__SUPPLIED PASSAGE__
****************

FROM SPICE ROUTES, SUFI SAINTS AND MONSOON WINDS
The Untold Story of Indian Coffee

When India comes to mind, tea is usually the first drink people think of -steaming, comforting, and deeply woven into daily life. Yet coffee has quietly been part of the country’s story for more than 400 years. Long before chai became a cultural symbol, coffee was already finding a home here -carried along ancient trade routes, carried by pilgrims, and championed by locals who recognised its charm.

From Spice Routes, Sufi Saints and Monsoon Winds

Today, India is the seventh-largest coffee producer in the world, contributing roughly 3-3.5 % of global output and providing direct employment to more than 2 million people, according to the latest official estimates. The country has become especially known for its Robusta beans, and as we’ll see, that reputation is anything but accidental.

From Spices to Coffee, the Early Trade Connection

To understand how coffee first arrived in India, it helps to think about spices. For centuries, India was the beating heart of the global spice trade. Pepper from Kerala, cardamom from the Western Ghats, cloves from the East, and cinnamon from the South drew merchants from Arabia, Persia, and beyond. These traders didn’t just come for spices -they brought ideas, tastes, and goods from distant lands.

****************

__GIVEN TASK__
Could you continue the history of Indian coffee from the point where it stops? The records that come next stand apart from the coffee history text.

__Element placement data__
****************

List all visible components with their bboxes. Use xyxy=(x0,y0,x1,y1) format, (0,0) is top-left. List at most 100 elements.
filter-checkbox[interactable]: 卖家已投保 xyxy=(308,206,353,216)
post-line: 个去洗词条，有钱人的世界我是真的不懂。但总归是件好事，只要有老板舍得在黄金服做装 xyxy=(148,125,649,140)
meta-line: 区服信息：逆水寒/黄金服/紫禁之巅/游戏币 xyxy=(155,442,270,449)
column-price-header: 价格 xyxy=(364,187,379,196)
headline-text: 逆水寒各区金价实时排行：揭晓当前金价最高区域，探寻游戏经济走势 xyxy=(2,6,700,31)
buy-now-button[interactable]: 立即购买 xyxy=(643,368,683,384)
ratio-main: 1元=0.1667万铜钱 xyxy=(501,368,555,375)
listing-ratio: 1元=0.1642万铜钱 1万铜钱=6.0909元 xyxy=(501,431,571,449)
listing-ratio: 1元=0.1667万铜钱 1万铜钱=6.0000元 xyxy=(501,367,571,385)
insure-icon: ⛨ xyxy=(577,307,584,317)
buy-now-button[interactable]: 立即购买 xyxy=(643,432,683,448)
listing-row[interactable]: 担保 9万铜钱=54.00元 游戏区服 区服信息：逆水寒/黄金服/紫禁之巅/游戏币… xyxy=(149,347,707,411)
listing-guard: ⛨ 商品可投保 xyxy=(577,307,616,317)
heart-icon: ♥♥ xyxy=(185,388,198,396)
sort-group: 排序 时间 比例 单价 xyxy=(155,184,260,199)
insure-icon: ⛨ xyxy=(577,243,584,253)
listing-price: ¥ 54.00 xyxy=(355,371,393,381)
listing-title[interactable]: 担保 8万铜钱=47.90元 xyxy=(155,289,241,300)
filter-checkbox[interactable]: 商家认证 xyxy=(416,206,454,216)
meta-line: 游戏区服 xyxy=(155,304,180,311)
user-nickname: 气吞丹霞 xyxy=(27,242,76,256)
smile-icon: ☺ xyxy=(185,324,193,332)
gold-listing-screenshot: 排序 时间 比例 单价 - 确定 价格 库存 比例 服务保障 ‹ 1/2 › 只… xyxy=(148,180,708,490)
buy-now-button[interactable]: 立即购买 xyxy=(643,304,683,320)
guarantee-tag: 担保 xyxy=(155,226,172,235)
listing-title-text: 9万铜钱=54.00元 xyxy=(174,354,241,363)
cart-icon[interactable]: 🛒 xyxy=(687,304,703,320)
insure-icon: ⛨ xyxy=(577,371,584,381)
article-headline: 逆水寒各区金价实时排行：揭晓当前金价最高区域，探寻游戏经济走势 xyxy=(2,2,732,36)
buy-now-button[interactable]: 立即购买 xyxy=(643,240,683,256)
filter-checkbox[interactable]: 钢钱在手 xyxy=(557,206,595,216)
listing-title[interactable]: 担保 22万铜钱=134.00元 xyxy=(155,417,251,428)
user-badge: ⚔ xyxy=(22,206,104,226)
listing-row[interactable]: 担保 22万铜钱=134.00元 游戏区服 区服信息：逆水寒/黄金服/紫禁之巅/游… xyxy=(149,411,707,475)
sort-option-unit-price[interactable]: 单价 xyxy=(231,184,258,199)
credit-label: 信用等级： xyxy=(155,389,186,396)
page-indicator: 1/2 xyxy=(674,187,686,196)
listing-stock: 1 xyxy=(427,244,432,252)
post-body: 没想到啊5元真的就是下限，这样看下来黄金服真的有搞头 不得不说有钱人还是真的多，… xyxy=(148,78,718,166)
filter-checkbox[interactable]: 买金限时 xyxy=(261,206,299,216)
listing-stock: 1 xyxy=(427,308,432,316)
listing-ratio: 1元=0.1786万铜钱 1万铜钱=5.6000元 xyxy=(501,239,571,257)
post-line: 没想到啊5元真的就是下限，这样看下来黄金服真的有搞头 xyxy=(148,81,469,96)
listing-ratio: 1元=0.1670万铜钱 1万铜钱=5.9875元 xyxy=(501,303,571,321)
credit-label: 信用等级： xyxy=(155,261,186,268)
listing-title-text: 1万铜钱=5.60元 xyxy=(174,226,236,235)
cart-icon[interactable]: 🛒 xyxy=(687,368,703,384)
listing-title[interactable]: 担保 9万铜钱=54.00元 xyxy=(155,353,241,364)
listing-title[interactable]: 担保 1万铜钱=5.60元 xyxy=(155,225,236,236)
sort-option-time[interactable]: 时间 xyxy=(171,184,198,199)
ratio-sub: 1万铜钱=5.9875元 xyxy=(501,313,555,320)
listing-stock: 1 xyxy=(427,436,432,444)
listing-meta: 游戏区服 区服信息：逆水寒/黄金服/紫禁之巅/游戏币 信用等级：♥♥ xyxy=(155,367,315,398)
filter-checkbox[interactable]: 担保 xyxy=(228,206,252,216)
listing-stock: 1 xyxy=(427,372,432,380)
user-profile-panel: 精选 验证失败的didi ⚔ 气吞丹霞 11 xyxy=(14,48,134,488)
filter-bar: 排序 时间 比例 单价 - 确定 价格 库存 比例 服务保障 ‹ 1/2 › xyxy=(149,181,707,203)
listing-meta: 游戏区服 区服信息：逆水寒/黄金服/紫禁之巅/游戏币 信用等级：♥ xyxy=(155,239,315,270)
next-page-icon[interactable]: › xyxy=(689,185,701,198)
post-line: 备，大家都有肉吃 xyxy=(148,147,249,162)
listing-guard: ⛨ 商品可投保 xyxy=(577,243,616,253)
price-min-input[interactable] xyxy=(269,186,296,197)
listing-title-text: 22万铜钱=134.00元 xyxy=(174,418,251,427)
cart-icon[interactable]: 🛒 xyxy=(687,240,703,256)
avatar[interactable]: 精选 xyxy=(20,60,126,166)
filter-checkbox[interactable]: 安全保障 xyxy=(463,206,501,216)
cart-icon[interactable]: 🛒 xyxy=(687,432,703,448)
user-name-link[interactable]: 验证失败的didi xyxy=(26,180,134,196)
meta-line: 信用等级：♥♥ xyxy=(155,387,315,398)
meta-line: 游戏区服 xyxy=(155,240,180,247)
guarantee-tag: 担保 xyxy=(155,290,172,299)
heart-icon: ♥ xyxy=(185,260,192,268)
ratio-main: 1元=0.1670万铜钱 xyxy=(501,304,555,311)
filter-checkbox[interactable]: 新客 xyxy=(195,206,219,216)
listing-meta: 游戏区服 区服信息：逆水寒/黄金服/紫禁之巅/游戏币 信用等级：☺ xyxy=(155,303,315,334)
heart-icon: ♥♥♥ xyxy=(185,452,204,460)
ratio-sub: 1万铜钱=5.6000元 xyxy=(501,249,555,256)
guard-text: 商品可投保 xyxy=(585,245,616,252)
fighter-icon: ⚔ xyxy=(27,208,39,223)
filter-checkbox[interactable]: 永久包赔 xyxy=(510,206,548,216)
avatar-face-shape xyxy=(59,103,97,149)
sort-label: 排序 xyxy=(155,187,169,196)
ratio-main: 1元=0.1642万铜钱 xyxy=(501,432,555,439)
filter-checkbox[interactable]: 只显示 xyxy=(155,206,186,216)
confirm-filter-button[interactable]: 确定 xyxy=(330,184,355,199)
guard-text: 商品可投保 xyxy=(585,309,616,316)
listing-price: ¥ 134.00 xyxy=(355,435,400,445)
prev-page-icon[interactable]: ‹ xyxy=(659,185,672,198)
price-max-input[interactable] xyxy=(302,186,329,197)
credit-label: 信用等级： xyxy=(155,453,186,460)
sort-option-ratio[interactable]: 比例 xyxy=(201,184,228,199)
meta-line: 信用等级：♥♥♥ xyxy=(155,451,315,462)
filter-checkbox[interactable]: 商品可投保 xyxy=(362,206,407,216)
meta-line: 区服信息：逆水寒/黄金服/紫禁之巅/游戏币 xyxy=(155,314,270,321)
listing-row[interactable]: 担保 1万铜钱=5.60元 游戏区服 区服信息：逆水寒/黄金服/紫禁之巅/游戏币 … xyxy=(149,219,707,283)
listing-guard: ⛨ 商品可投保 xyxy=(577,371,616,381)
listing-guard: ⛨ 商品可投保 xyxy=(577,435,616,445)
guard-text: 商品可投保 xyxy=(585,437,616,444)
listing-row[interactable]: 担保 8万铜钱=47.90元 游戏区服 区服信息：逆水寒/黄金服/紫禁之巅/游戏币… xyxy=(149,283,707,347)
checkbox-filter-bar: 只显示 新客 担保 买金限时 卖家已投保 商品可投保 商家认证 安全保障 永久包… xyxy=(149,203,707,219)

****************

__ANSWER TO THE TASK__
Among these new sights and flavours was coffee, roasted and brewed in the Yemeni port of Al‑Makha. Indian merchants and nobility, already familiar with exotic imports, were intrigued by this new drink. One of the earliest written references comes from 1616, when Reverend Edward Terry, chaplain to Sir Thomas Roe at the court of Emperor Jahangir, described a “black seed boiled in water… very good to help digestion, to quicken the spirits, and to cleanse the blood.” Coffee had captured the imagination of India’s elite -a beverage at the crossroads of commerce and culture.

From Spice Routes, Sufi Saints and Monsoon Winds

The Legend of Baba Budan and the Seven Seeds

From the marketplace to legend -coffee’s arrival in India also carries a story of devotion.

In 1670, a Sufi saint named Baba Budan made the sacred journey to Mecca. On his return, he stopped in Yemen and tasted qahwa -the energising black drink of Arabia. At the time, fertile coffee beans were not allowed to leave Yemen, so the region could protect its valuable export trade.
Legend says Baba Budan found a clever way around this: he hid seven green coffee beans in his beard -seven, a number associated with blessing, and brought them back to India. He planted them in the hills of Chikmagalur in Karnataka’s Western Ghats, where the cool mist, rich soil, and warm rains created ideal conditions for coffee trees to flourish.

From Spice Routes, Sufi Saints and Monsoon Winds

Those hills are now known as the Baba Budangiri Hills, and a shrine stands in his honour. Whether the tale is fully historical or partly mythic, it symbolises how coffee’s roots in India are tied to both faith and curiosity.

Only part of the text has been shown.